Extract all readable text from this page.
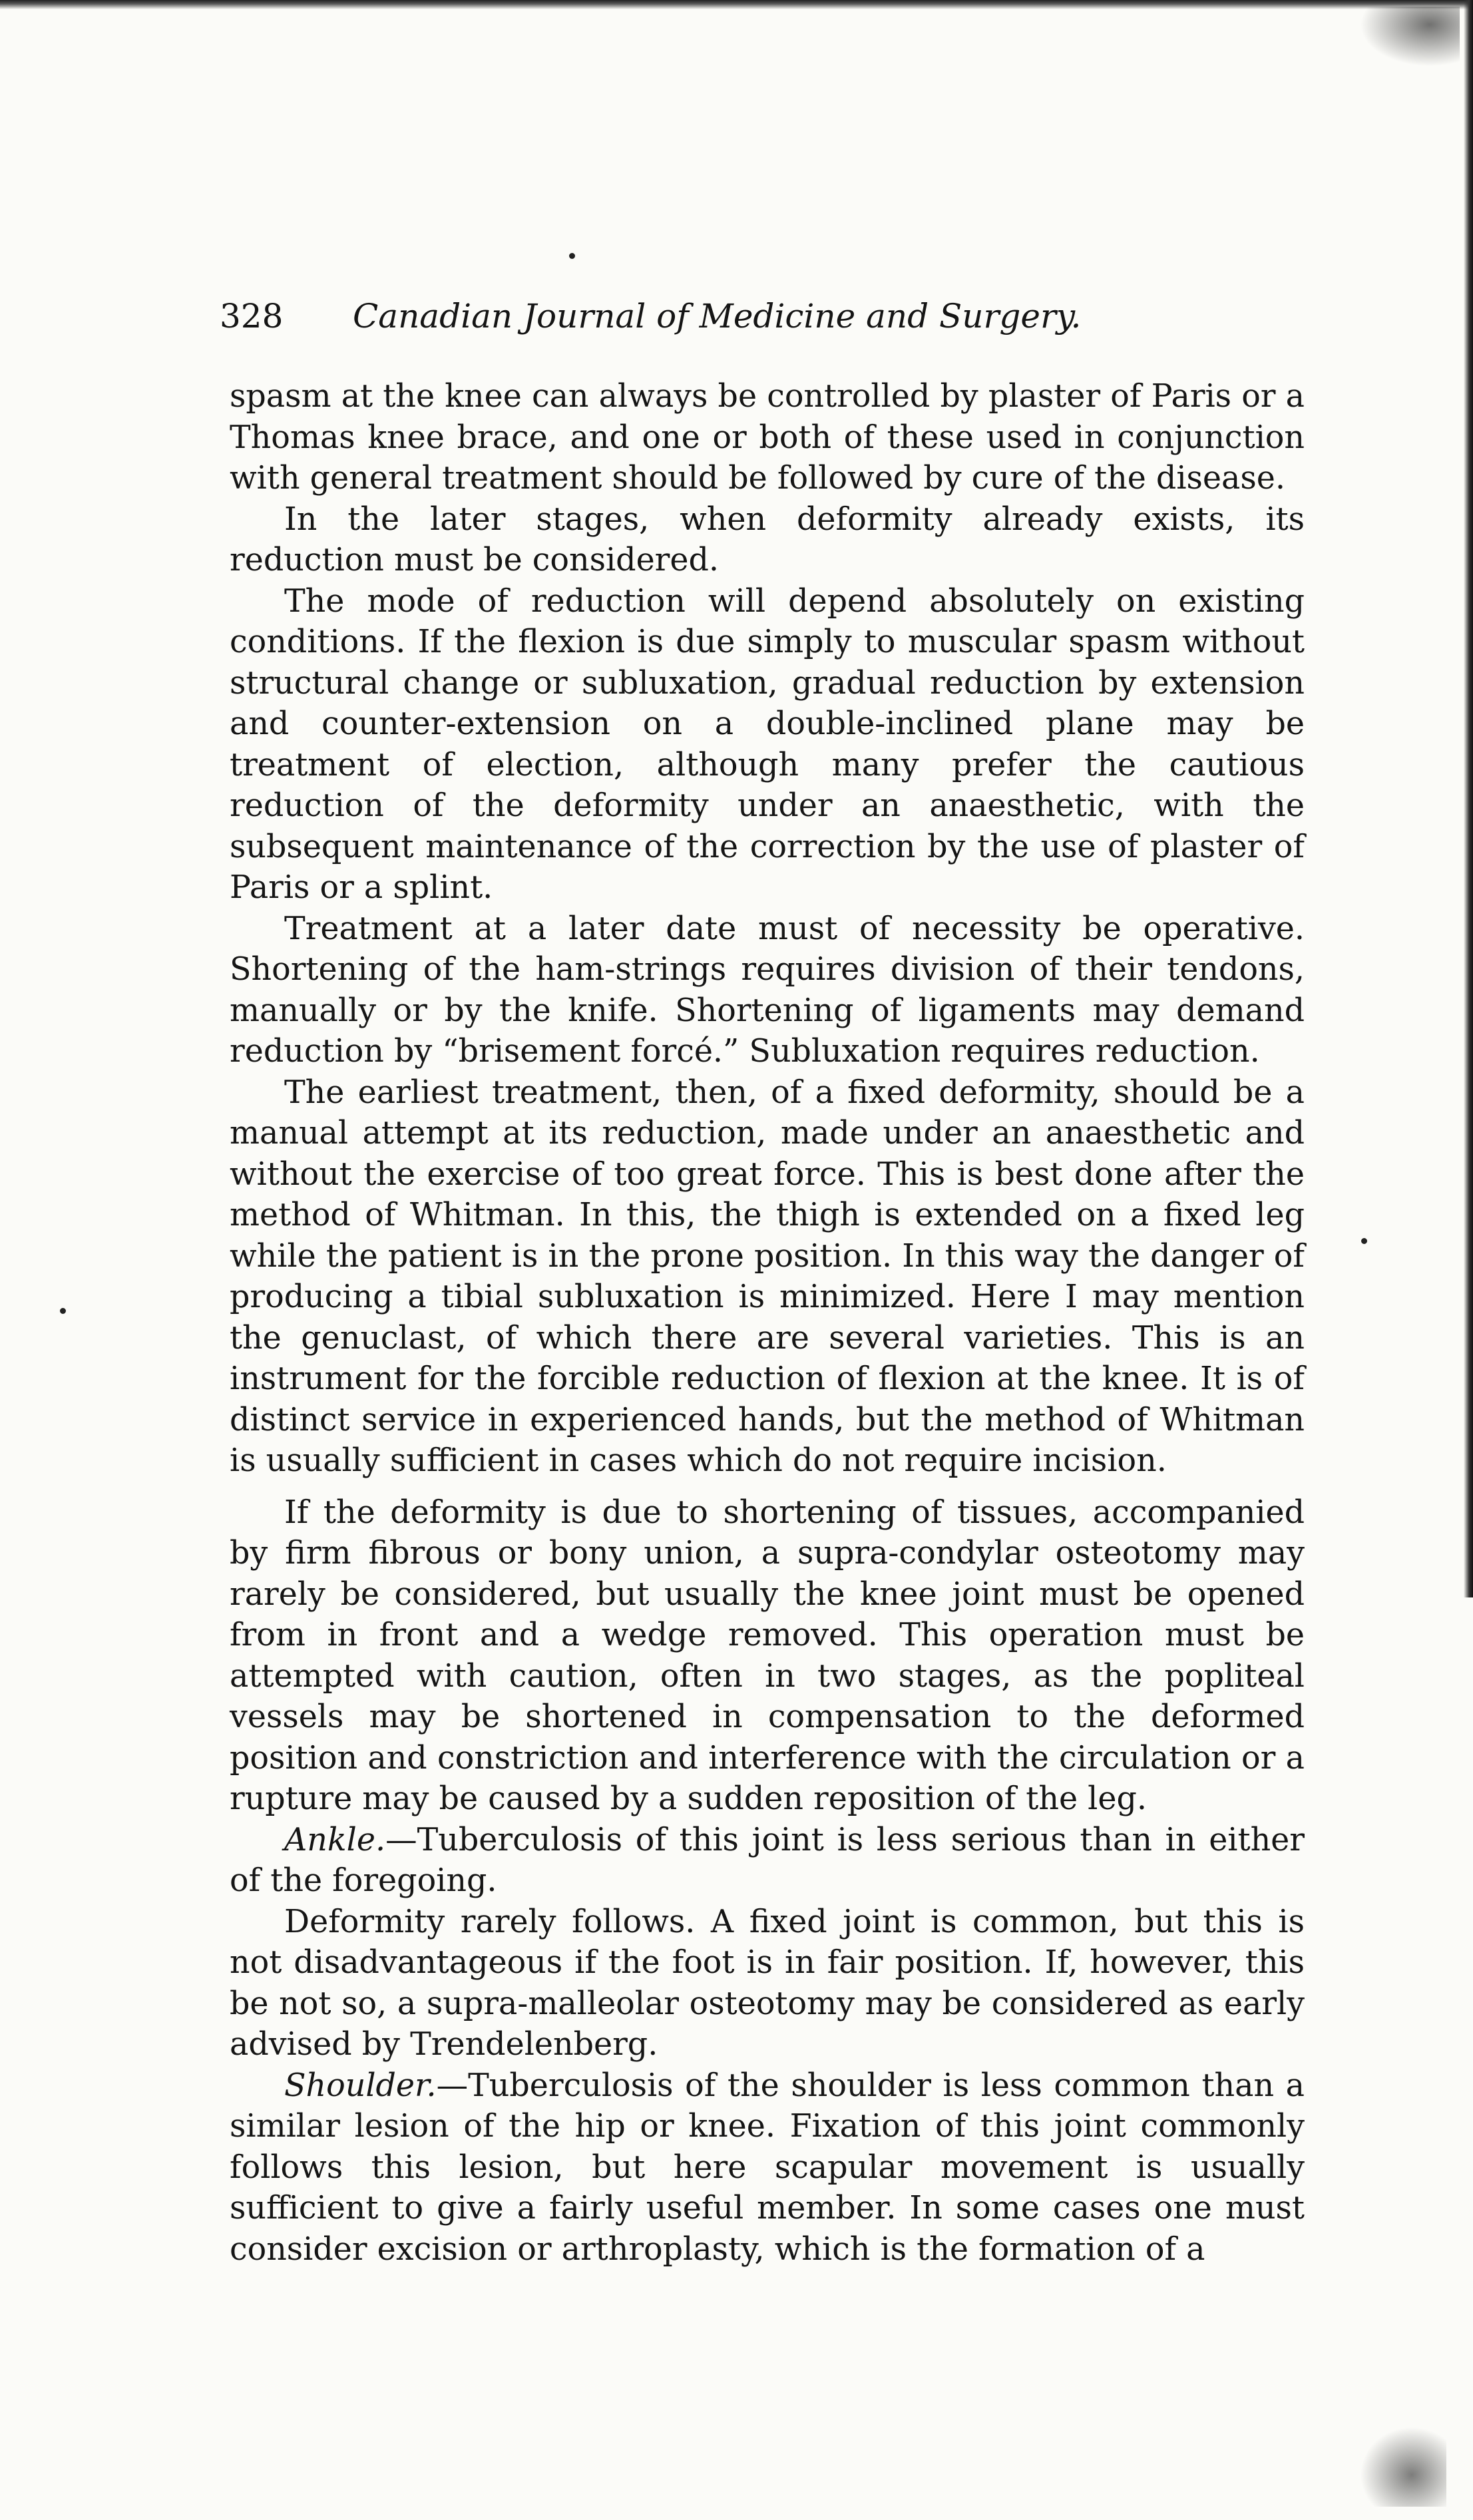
328	Canadian Journal of Medicine and Surgery.

spasm at the knee can always be controlled by plaster of Paris or a Thomas knee brace, and one or both of these used in conjunction with general treatment should be followed by cure of the disease.

In the later stages, when deformity already exists, its reduction must be considered.

The mode of reduction will depend absolutely on existing conditions. If the flexion is due simply to muscular spasm without structural change or subluxation, gradual reduction by extension and counter-extension on a double-inclined plane may be treatment of election, although many prefer the cautious reduction of the deformity under an anaesthetic, with the subsequent maintenance of the correction by the use of plaster of Paris or a splint.

Treatment at a later date must of necessity be operative. Shortening of the ham-strings requires division of their tendons, manually or by the knife. Shortening of ligaments may demand reduction by “brisement forcé.” Subluxation requires reduction.

The earliest treatment, then, of a fixed deformity, should be a manual attempt at its reduction, made under an anaesthetic and without the exercise of too great force. This is best done after the method of Whitman. In this, the thigh is extended on a fixed leg while the patient is in the prone position. In this way the danger of producing a tibial subluxation is minimized. Here I may mention the genuclast, of which there are several varieties. This is an instrument for the forcible reduction of flexion at the knee. It is of distinct service in experienced hands, but the method of Whitman is usually sufficient in cases which do not require incision.

If the deformity is due to shortening of tissues, accompanied by firm fibrous or bony union, a supra-condylar osteotomy may rarely be considered, but usually the knee joint must be opened from in front and a wedge removed. This operation must be attempted with caution, often in two stages, as the popliteal vessels may be shortened in compensation to the deformed position and constriction and interference with the circulation or a rupture may be caused by a sudden reposition of the leg.

Ankle.—Tuberculosis of this joint is less serious than in either of the foregoing.

Deformity rarely follows. A fixed joint is common, but this is not disadvantageous if the foot is in fair position. If, however, this be not so, a supra-malleolar osteotomy may be considered as early advised by Trendelenberg.

Shoulder.—Tuberculosis of the shoulder is less common than a similar lesion of the hip or knee. Fixation of this joint commonly follows this lesion, but here scapular movement is usually sufficient to give a fairly useful member. In some cases one must consider excision or arthroplasty, which is the formation of a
# # #
◆ DESCRIPTION OF THE TASK ◆
Your task is to pick out every line with the string "Tuberculosis" and copy it.

◆ CORRECT RESPONSE ◆
Ankle.—Tuberculosis of this joint is less serious than in either of the foregoing.
Shoulder.—Tuberculosis of the shoulder is less common than a similar lesion of the hip or knee. Fixation of this joint commonly follows this lesion, but here scapular movement is usually sufficient to give a fairly useful member. In some cases one must consider excision or arthroplasty, which is the formation of a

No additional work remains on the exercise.